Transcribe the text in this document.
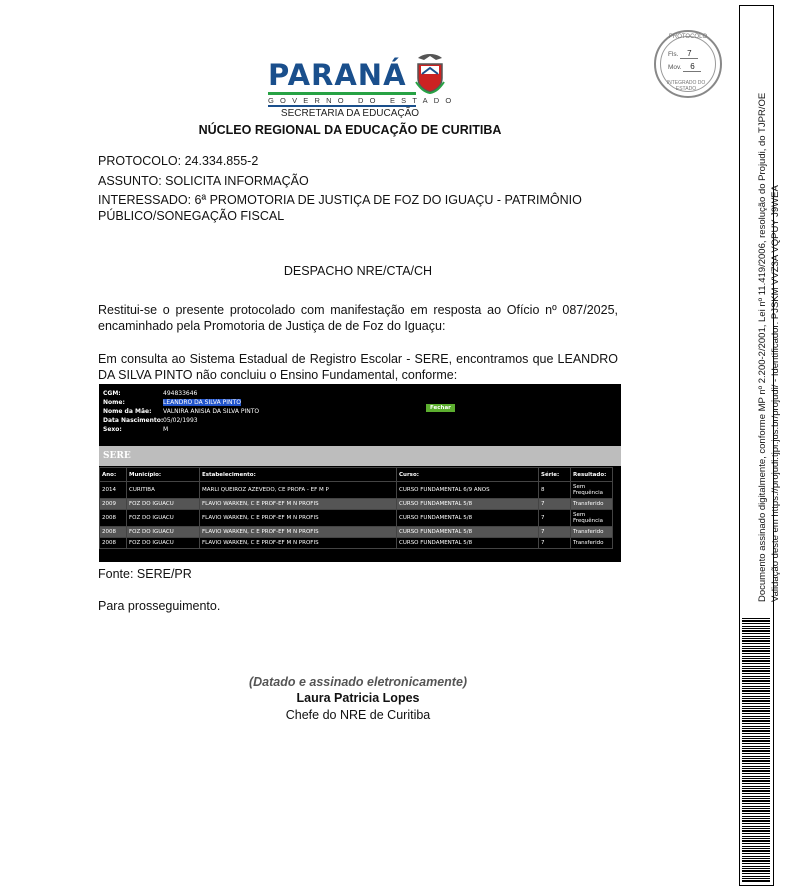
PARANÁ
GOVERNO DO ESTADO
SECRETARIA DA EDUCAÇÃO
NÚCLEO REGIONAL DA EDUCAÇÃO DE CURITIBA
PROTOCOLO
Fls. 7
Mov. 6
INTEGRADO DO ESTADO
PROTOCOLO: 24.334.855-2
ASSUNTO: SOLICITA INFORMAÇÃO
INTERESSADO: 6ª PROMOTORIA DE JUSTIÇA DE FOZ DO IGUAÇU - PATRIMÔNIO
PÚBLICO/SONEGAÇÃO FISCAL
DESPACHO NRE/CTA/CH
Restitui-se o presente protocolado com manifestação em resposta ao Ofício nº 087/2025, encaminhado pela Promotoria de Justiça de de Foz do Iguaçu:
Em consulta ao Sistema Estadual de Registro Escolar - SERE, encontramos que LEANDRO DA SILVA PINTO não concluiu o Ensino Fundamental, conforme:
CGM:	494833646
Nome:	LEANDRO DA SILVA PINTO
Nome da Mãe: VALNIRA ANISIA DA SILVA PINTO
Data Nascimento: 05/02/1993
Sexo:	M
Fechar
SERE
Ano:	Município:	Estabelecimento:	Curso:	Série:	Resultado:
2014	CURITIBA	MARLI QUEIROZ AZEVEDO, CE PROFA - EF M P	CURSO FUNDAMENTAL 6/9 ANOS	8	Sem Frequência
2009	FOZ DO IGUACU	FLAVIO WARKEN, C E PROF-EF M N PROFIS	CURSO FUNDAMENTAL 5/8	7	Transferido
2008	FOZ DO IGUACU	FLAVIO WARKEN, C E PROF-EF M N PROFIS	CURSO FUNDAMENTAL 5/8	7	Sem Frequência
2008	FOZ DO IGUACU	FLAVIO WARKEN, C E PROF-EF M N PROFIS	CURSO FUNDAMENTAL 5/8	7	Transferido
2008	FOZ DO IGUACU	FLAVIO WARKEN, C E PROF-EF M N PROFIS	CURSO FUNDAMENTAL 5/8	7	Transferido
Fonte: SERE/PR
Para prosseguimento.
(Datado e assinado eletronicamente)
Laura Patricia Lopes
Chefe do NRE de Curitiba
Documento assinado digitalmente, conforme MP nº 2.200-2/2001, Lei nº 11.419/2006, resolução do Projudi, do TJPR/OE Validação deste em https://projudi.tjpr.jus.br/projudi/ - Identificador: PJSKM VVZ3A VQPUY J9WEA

---

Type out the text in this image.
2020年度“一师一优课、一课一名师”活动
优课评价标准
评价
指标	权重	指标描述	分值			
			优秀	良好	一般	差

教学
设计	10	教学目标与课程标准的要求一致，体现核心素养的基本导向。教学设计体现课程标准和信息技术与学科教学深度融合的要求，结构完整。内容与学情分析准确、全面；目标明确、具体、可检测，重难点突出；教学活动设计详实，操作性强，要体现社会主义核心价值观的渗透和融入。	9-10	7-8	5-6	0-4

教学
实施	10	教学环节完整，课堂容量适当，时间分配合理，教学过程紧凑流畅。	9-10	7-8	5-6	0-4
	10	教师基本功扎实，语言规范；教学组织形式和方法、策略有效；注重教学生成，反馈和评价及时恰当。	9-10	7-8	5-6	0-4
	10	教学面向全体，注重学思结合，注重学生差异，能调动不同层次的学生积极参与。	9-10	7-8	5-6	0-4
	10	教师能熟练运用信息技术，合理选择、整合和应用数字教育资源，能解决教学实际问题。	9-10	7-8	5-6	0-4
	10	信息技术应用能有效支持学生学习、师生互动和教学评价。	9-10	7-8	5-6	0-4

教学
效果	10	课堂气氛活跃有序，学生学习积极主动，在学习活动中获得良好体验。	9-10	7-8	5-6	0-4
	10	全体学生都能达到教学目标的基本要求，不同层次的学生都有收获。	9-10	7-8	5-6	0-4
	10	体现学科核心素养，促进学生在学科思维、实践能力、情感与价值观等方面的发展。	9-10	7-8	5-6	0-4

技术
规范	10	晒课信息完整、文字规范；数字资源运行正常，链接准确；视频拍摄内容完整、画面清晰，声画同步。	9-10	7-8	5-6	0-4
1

DESCRIPTION OF THE TASK = From the records above, pull out each line that has "this".

EXPECTED ANSWER =
Transcribe the text in this document.
Type out the text in this image.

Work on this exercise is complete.